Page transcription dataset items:

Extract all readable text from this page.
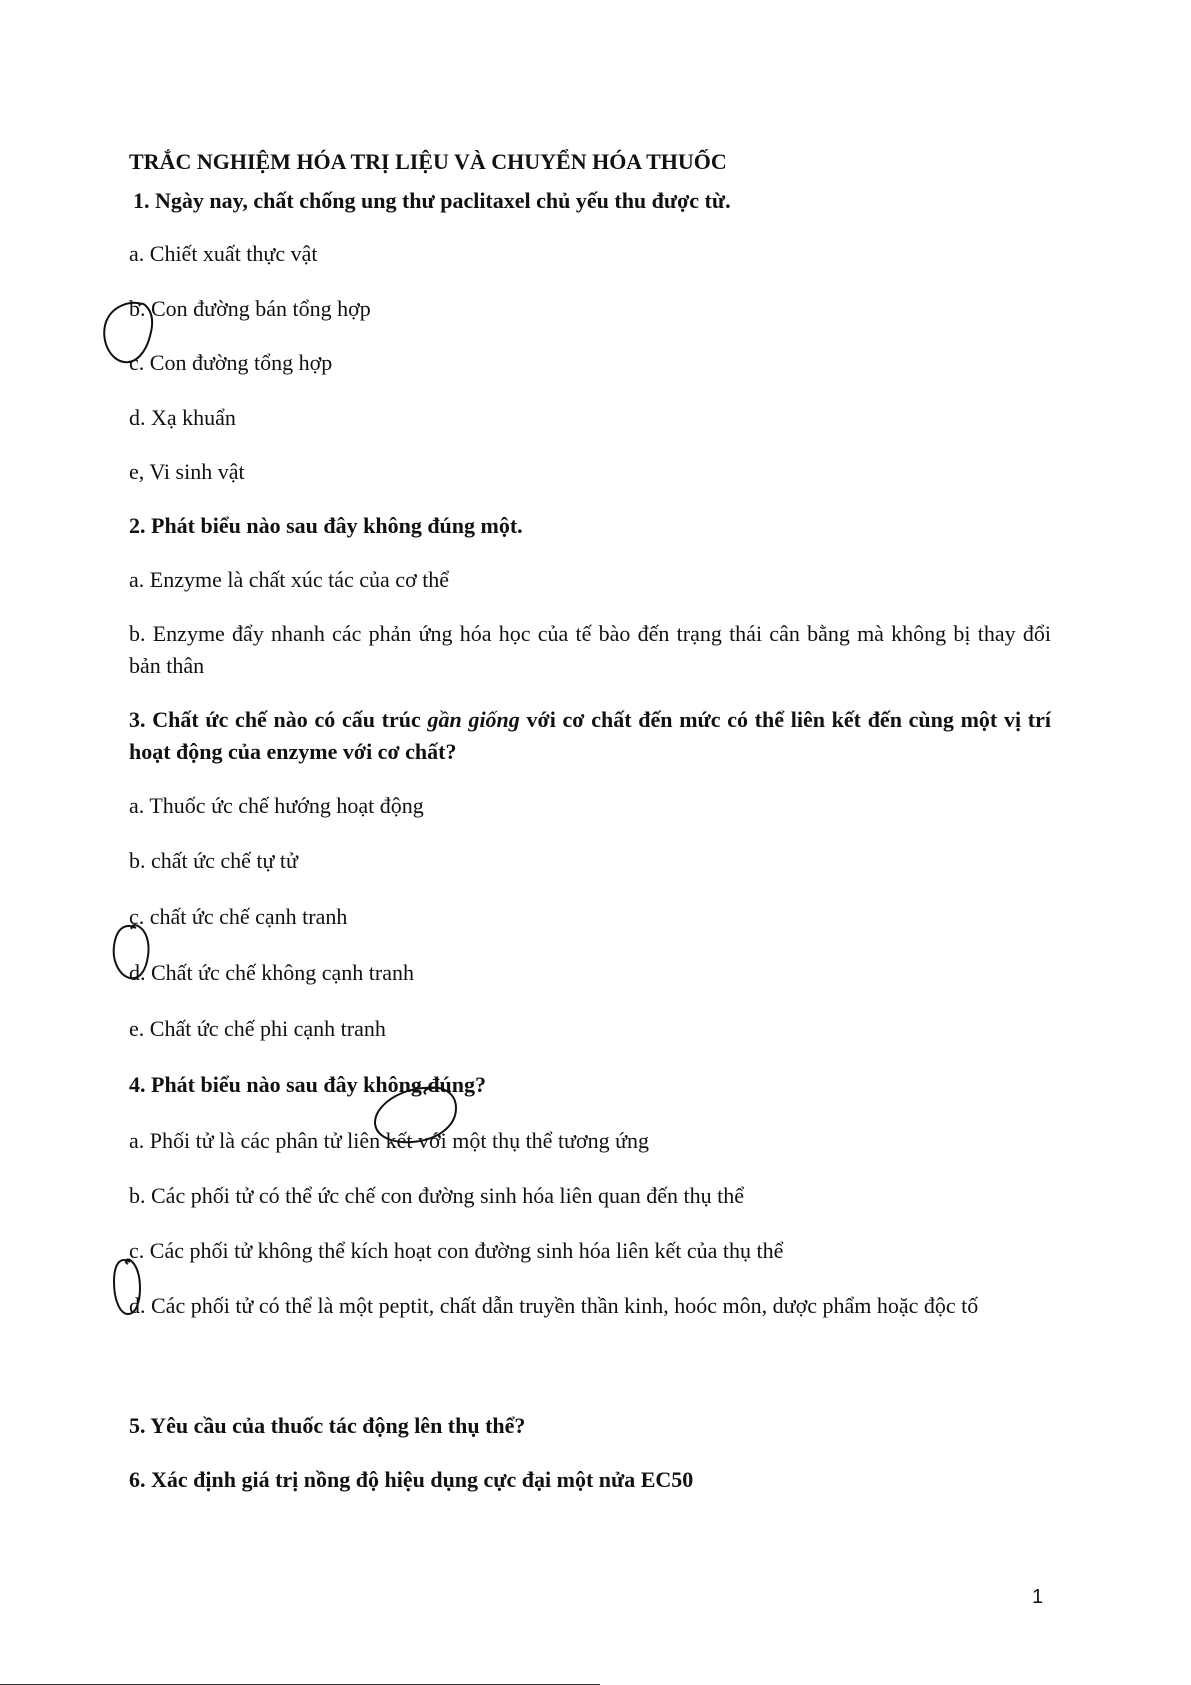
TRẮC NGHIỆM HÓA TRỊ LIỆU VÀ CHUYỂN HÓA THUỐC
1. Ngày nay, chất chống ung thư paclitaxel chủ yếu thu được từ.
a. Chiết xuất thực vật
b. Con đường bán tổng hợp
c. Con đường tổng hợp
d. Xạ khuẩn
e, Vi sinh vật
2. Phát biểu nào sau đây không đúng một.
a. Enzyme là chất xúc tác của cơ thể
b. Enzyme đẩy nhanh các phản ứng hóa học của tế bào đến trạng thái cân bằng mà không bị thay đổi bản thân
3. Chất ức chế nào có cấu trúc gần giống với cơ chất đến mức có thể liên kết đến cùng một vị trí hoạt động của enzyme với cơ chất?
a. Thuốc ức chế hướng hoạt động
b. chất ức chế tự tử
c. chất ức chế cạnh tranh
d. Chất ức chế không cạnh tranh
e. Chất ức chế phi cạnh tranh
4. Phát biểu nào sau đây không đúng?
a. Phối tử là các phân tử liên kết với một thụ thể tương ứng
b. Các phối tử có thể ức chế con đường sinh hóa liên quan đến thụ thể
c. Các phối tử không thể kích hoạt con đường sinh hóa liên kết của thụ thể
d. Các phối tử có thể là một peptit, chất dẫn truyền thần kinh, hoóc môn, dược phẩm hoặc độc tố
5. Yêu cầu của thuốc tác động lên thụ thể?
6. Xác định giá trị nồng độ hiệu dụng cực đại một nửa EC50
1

Work task: Show, from the entries above, every line that includes the string "động".

Result:
3. Chất ức chế nào có cấu trúc gần giống với cơ chất đến mức có thể liên kết đến cùng một vị trí hoạt động của enzyme với cơ chất?
a. Thuốc ức chế hướng hoạt động
5. Yêu cầu của thuốc tác động lên thụ thể?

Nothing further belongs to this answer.